• Short problem: List each line in which the string "电机型号" appears.

• Material provided:
========================================================================
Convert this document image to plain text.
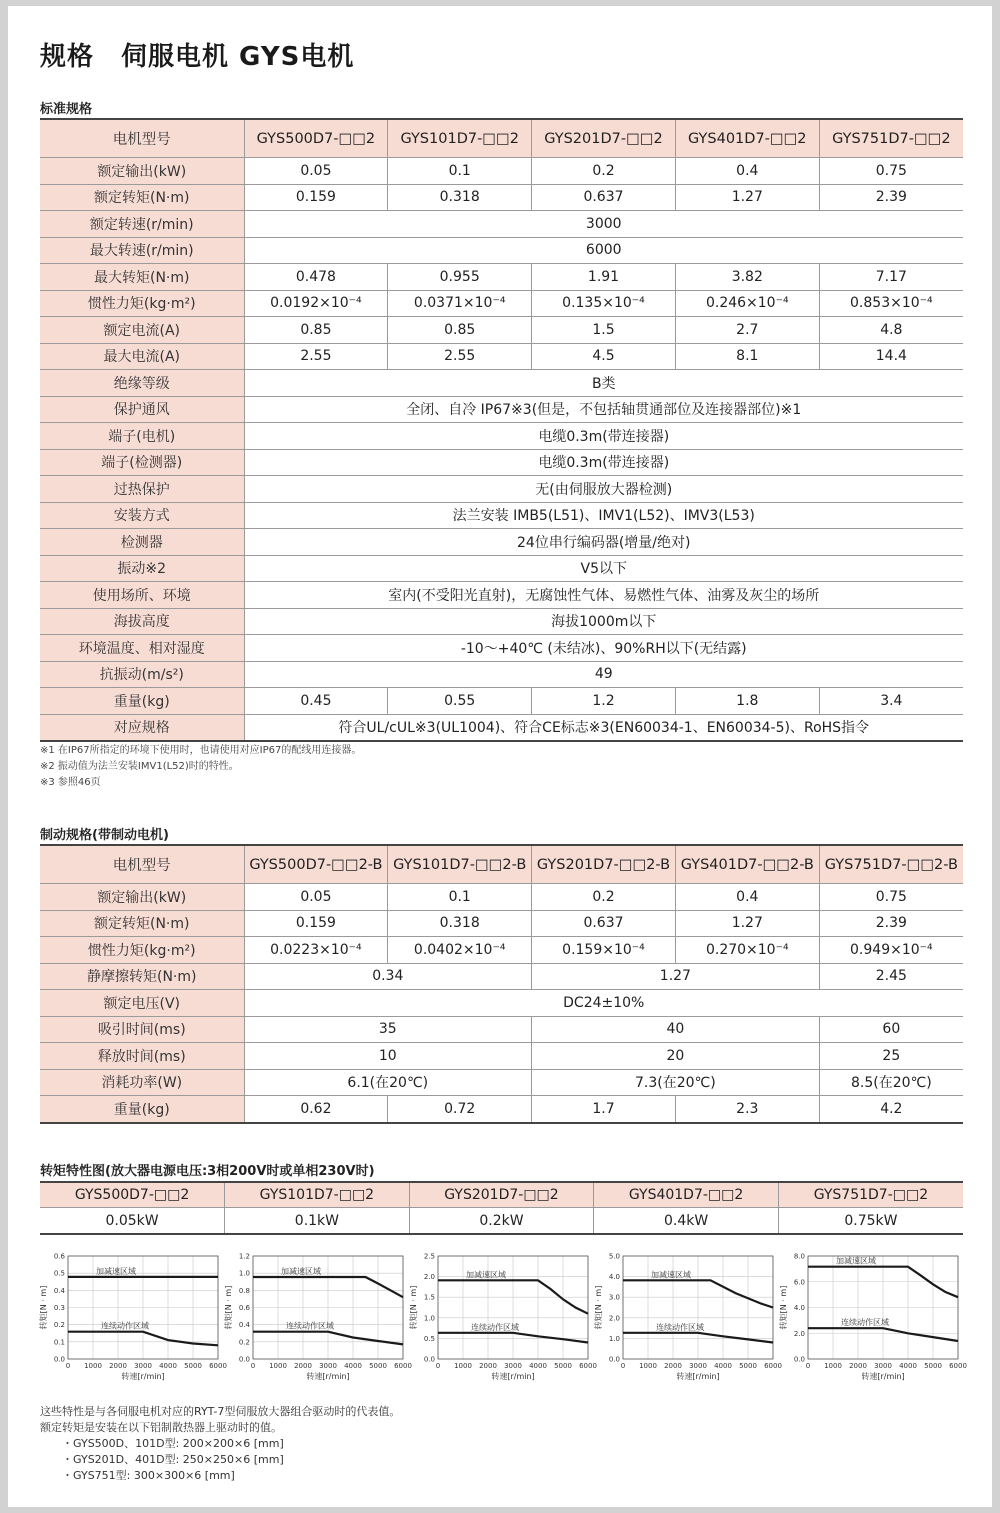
规格　伺服电机 GYS电机
标准规格
电机型号	GYS500D7-□□2	GYS101D7-□□2	GYS201D7-□□2	GYS401D7-□□2	GYS751D7-□□2
额定输出(kW)	0.05	0.1	0.2	0.4	0.75
额定转矩(N·m)	0.159	0.318	0.637	1.27	2.39
额定转速(r/min)	3000				
最大转速(r/min)	6000				
最大转矩(N·m)	0.478	0.955	1.91	3.82	7.17
惯性力矩(kg·m²)	0.0192×10⁻⁴	0.0371×10⁻⁴	0.135×10⁻⁴	0.246×10⁻⁴	0.853×10⁻⁴
额定电流(A)	0.85	0.85	1.5	2.7	4.8
最大电流(A)	2.55	2.55	4.5	8.1	14.4
绝缘等级	B类				
保护通风	全闭、自冷 IP67※3(但是，不包括轴贯通部位及连接器部位)※1				
端子(电机)	电缆0.3m(带连接器)				
端子(检测器)	电缆0.3m(带连接器)				
过热保护	无(由伺服放大器检测)				
安装方式	法兰安装 IMB5(L51)、IMV1(L52)、IMV3(L53)				
检测器	24位串行编码器(增量/绝对)				
振动※2	V5以下				
使用场所、环境	室内(不受阳光直射)，无腐蚀性气体、易燃性气体、油雾及灰尘的场所				
海拔高度	海拔1000m以下				
环境温度、相对湿度	-10～+40℃ (未结冰)、90%RH以下(无结露)				
抗振动(m/s²)	49				
重量(kg)	0.45	0.55	1.2	1.8	3.4
对应规格	符合UL/cUL※3(UL1004)、符合CE标志※3(EN60034-1、EN60034-5)、RoHS指令				
※1 在IP67所指定的环境下使用时，也请使用对应IP67的配线用连接器。
※2 振动值为法兰安装IMV1(L52)时的特性。
※3 参照46页
制动规格(带制动电机)
电机型号	GYS500D7-□□2-B	GYS101D7-□□2-B	GYS201D7-□□2-B	GYS401D7-□□2-B	GYS751D7-□□2-B
额定输出(kW)	0.05	0.1	0.2	0.4	0.75
额定转矩(N·m)	0.159	0.318	0.637	1.27	2.39
惯性力矩(kg·m²)	0.0223×10⁻⁴	0.0402×10⁻⁴	0.159×10⁻⁴	0.270×10⁻⁴	0.949×10⁻⁴
静摩擦转矩(N·m)	0.34		1.27		2.45
额定电压(V)	DC24±10%				
吸引时间(ms)	35		40		60
释放时间(ms)	10		20		25
消耗功率(W)	6.1(在20℃)		7.3(在20℃)		8.5(在20℃)
重量(kg)	0.62	0.72	1.7	2.3	4.2
转矩特性图(放大器电源电压:3相200V时或单相230V时)
GYS500D7-□□2	GYS101D7-□□2	GYS201D7-□□2	GYS401D7-□□2	GYS751D7-□□2
0.05kW	0.1kW	0.2kW	0.4kW	0.75kW
0 1000 2000 3000 4000 5000 6000
0.0
0.1
0.2
0.3
0.4
0.5
0.6
加减速区域
连续动作区域
转速[r/min]
转矩[N · m]
0 1000 2000 3000 4000 5000 6000
0.0
0.2
0.4
0.6
0.8
1.0
1.2
加减速区域
连续动作区域
转速[r/min]
转矩[N · m]
0 1000 2000 3000 4000 5000 6000
0.0
0.5
1.0
1.5
2.0
2.5
加减速区域
连续动作区域
转速[r/min]
转矩[N · m]
0 1000 2000 3000 4000 5000 6000
0.0
1.0
2.0
3.0
4.0
5.0
加减速区域
连续动作区域
转速[r/min]
转矩[N · m]
0 1000 2000 3000 4000 5000 6000
0.0
2.0
4.0
6.0
8.0
加减速区域
连续动作区域
转速[r/min]
转矩[N · m]
这些特性是与各伺服电机对应的RYT-7型伺服放大器组合驱动时的代表值。
额定转矩是安装在以下铝制散热器上驱动时的值。
・GYS500D、101D型: 200×200×6 [mm]
・GYS201D、401D型: 250×250×6 [mm]
・GYS751型: 300×300×6 [mm]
========================================================================
• Final result:
电机型号	GYS500D7-□□2	GYS101D7-□□2	GYS201D7-□□2	GYS401D7-□□2	GYS751D7-□□2
电机型号	GYS500D7-□□2-B	GYS101D7-□□2-B	GYS201D7-□□2-B	GYS401D7-□□2-B	GYS751D7-□□2-B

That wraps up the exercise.